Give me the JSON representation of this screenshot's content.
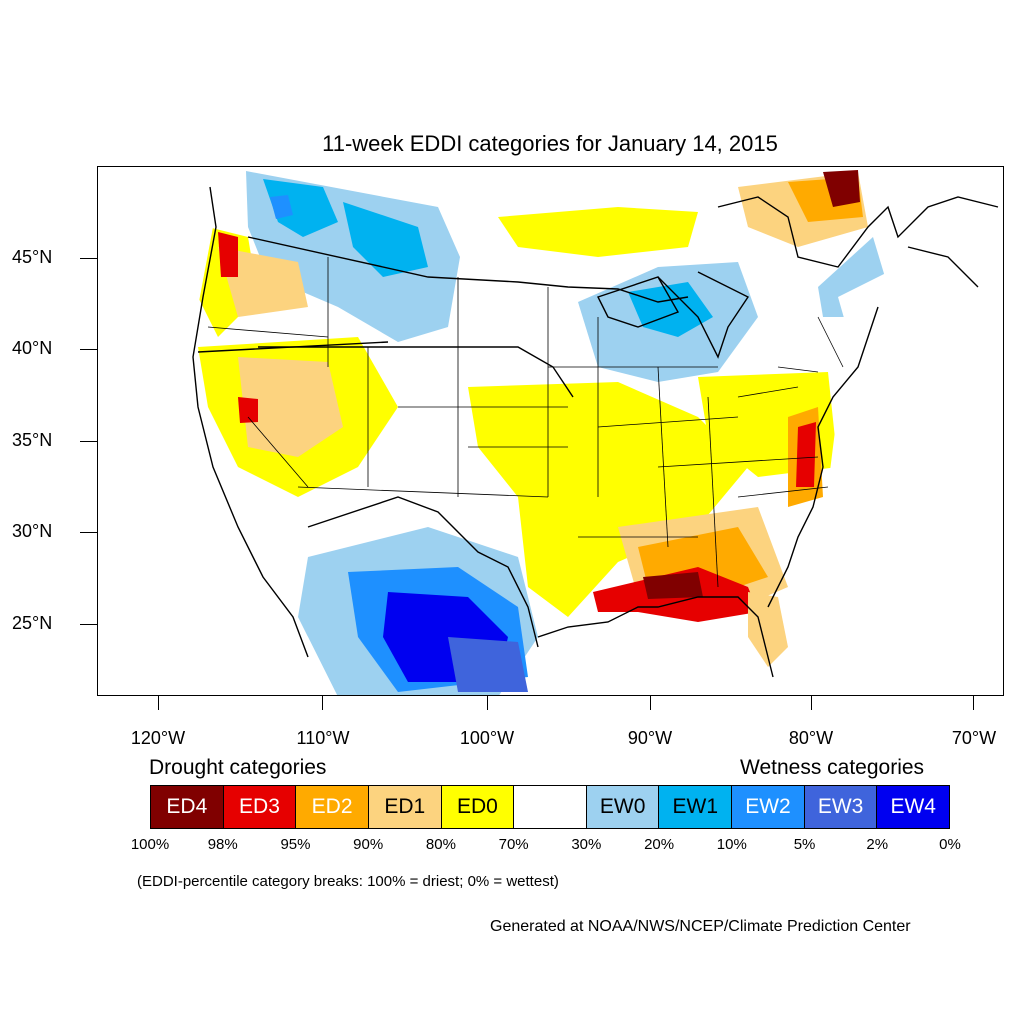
{
  "title": "11-week EDDI categories for January 14, 2015",
  "axes": {
    "lat_labels": [
      "45°N",
      "40°N",
      "35°N",
      "30°N",
      "25°N"
    ],
    "lon_labels": [
      "120°W",
      "110°W",
      "100°W",
      "90°W",
      "80°W",
      "70°W"
    ]
  },
  "legend": {
    "drought_heading": "Drought categories",
    "wetness_heading": "Wetness categories",
    "categories": [
      {
        "label": "ED4",
        "color": "#800000",
        "text_color": "#ffffff"
      },
      {
        "label": "ED3",
        "color": "#e60000",
        "text_color": "#ffffff"
      },
      {
        "label": "ED2",
        "color": "#ffaa00",
        "text_color": "#ffffff"
      },
      {
        "label": "ED1",
        "color": "#fcd37f",
        "text_color": "#000000"
      },
      {
        "label": "ED0",
        "color": "#ffff00",
        "text_color": "#000000"
      },
      {
        "label": "",
        "color": "#ffffff",
        "text_color": "#000000"
      },
      {
        "label": "EW0",
        "color": "#9dd1f0",
        "text_color": "#000000"
      },
      {
        "label": "EW1",
        "color": "#00b2f0",
        "text_color": "#000000"
      },
      {
        "label": "EW2",
        "color": "#1e90ff",
        "text_color": "#ffffff"
      },
      {
        "label": "EW3",
        "color": "#3f64dc",
        "text_color": "#ffffff"
      },
      {
        "label": "EW4",
        "color": "#0000f0",
        "text_color": "#ffffff"
      }
    ],
    "percentiles": [
      "100%",
      "98%",
      "95%",
      "90%",
      "80%",
      "70%",
      "30%",
      "20%",
      "10%",
      "5%",
      "2%",
      "0%"
    ]
  },
  "note": "(EDDI-percentile category breaks: 100% = driest; 0% = wettest)",
  "credit": "Generated at NOAA/NWS/NCEP/Climate Prediction Center"
}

## REQUIRED WORK
All of the data above should be transcribed verbatim, with pictures omitted.

## ANSWER TO THIS PROBLEM
Give me the JSON representation of this screenshot's content.
{
  "title": "11-week EDDI categories for January 14, 2015",
  "axes": {
    "lat_labels": [
      "45°N",
      "40°N",
      "35°N",
      "30°N",
      "25°N"
    ],
    "lon_labels": [
      "120°W",
      "110°W",
      "100°W",
      "90°W",
      "80°W",
      "70°W"
    ]
  },
  "legend": {
    "drought_heading": "Drought categories",
    "wetness_heading": "Wetness categories",
    "categories": [
      {
        "label": "ED4",
        "color": "#800000",
        "text_color": "#ffffff"
      },
      {
        "label": "ED3",
        "color": "#e60000",
        "text_color": "#ffffff"
      },
      {
        "label": "ED2",
        "color": "#ffaa00",
        "text_color": "#ffffff"
      },
      {
        "label": "ED1",
        "color": "#fcd37f",
        "text_color": "#000000"
      },
      {
        "label": "ED0",
        "color": "#ffff00",
        "text_color": "#000000"
      },
      {
        "label": "",
        "color": "#ffffff",
        "text_color": "#000000"
      },
      {
        "label": "EW0",
        "color": "#9dd1f0",
        "text_color": "#000000"
      },
      {
        "label": "EW1",
        "color": "#00b2f0",
        "text_color": "#000000"
      },
      {
        "label": "EW2",
        "color": "#1e90ff",
        "text_color": "#ffffff"
      },
      {
        "label": "EW3",
        "color": "#3f64dc",
        "text_color": "#ffffff"
      },
      {
        "label": "EW4",
        "color": "#0000f0",
        "text_color": "#ffffff"
      }
    ],
    "percentiles": [
      "100%",
      "98%",
      "95%",
      "90%",
      "80%",
      "70%",
      "30%",
      "20%",
      "10%",
      "5%",
      "2%",
      "0%"
    ]
  },
  "note": "(EDDI-percentile category breaks: 100% = driest; 0% = wettest)",
  "credit": "Generated at NOAA/NWS/NCEP/Climate Prediction Center"
}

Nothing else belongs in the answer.